**Prompt**
Every entry below should be transcribed exactly; pictures stay out of the copy.

**Records supplied**
--- Start ---

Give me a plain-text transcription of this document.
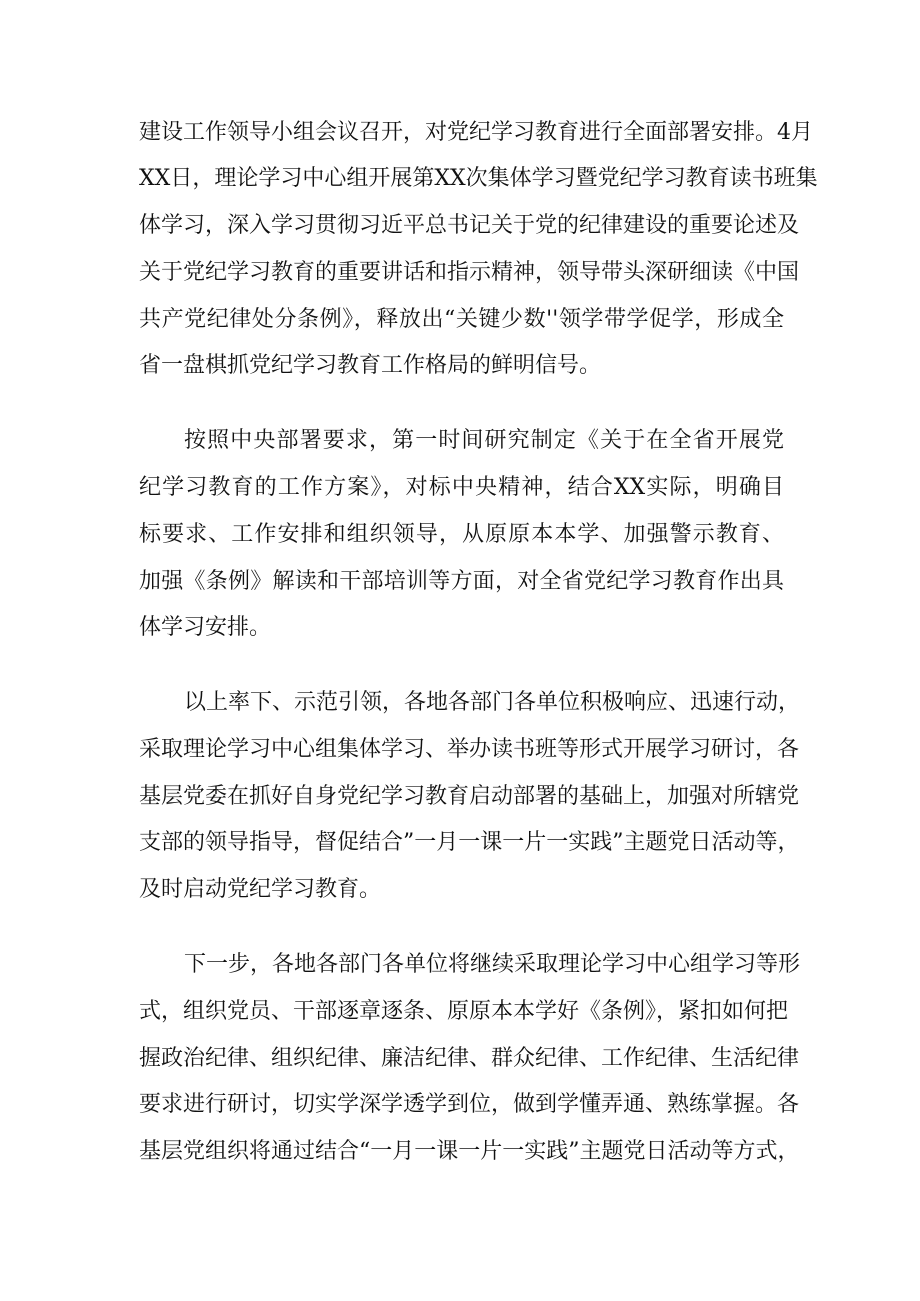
建设工作领导小组会议召开，对党纪学习教育进行全面部署安排。4月
XX日，理论学习中心组开展第XX次集体学习暨党纪学习教育读书班集
体学习，深入学习贯彻习近平总书记关于党的纪律建设的重要论述及
关于党纪学习教育的重要讲话和指示精神，领导带头深研细读《中国
共产党纪律处分条例》，释放出“关键少数''领学带学促学，形成全
省一盘棋抓党纪学习教育工作格局的鲜明信号。
按照中央部署要求，第一时间研究制定《关于在全省开展党
纪学习教育的工作方案》，对标中央精神，结合XX实际，明确目
标要求、工作安排和组织领导，从原原本本学、加强警示教育、
加强《条例》解读和干部培训等方面，对全省党纪学习教育作出具
体学习安排。
以上率下、示范引领，各地各部门各单位积极响应、迅速行动，
采取理论学习中心组集体学习、举办读书班等形式开展学习研讨，各
基层党委在抓好自身党纪学习教育启动部署的基础上，加强对所辖党
支部的领导指导，督促结合”一月一课一片一实践”主题党日活动等，
及时启动党纪学习教育。
下一步，各地各部门各单位将继续采取理论学习中心组学习等形
式，组织党员、干部逐章逐条、原原本本学好《条例》，紧扣如何把
握政治纪律、组织纪律、廉洁纪律、群众纪律、工作纪律、生活纪律
要求进行研讨，切实学深学透学到位，做到学懂弄通、熟练掌握。各
基层党组织将通过结合“一月一课一片一实践”主题党日活动等方式，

--- End ---

**Output for this exercise**
Give me a plain-text transcription of this document.
建设工作领导小组会议召开，对党纪学习教育进行全面部署安排。4月
XX日，理论学习中心组开展第XX次集体学习暨党纪学习教育读书班集
体学习，深入学习贯彻习近平总书记关于党的纪律建设的重要论述及
关于党纪学习教育的重要讲话和指示精神，领导带头深研细读《中国
共产党纪律处分条例》，释放出“关键少数''领学带学促学，形成全
省一盘棋抓党纪学习教育工作格局的鲜明信号。
按照中央部署要求，第一时间研究制定《关于在全省开展党
纪学习教育的工作方案》，对标中央精神，结合XX实际，明确目
标要求、工作安排和组织领导，从原原本本学、加强警示教育、
加强《条例》解读和干部培训等方面，对全省党纪学习教育作出具
体学习安排。
以上率下、示范引领，各地各部门各单位积极响应、迅速行动，
采取理论学习中心组集体学习、举办读书班等形式开展学习研讨，各
基层党委在抓好自身党纪学习教育启动部署的基础上，加强对所辖党
支部的领导指导，督促结合”一月一课一片一实践”主题党日活动等，
及时启动党纪学习教育。
下一步，各地各部门各单位将继续采取理论学习中心组学习等形
式，组织党员、干部逐章逐条、原原本本学好《条例》，紧扣如何把
握政治纪律、组织纪律、廉洁纪律、群众纪律、工作纪律、生活纪律
要求进行研讨，切实学深学透学到位，做到学懂弄通、熟练掌握。各
基层党组织将通过结合“一月一课一片一实践”主题党日活动等方式，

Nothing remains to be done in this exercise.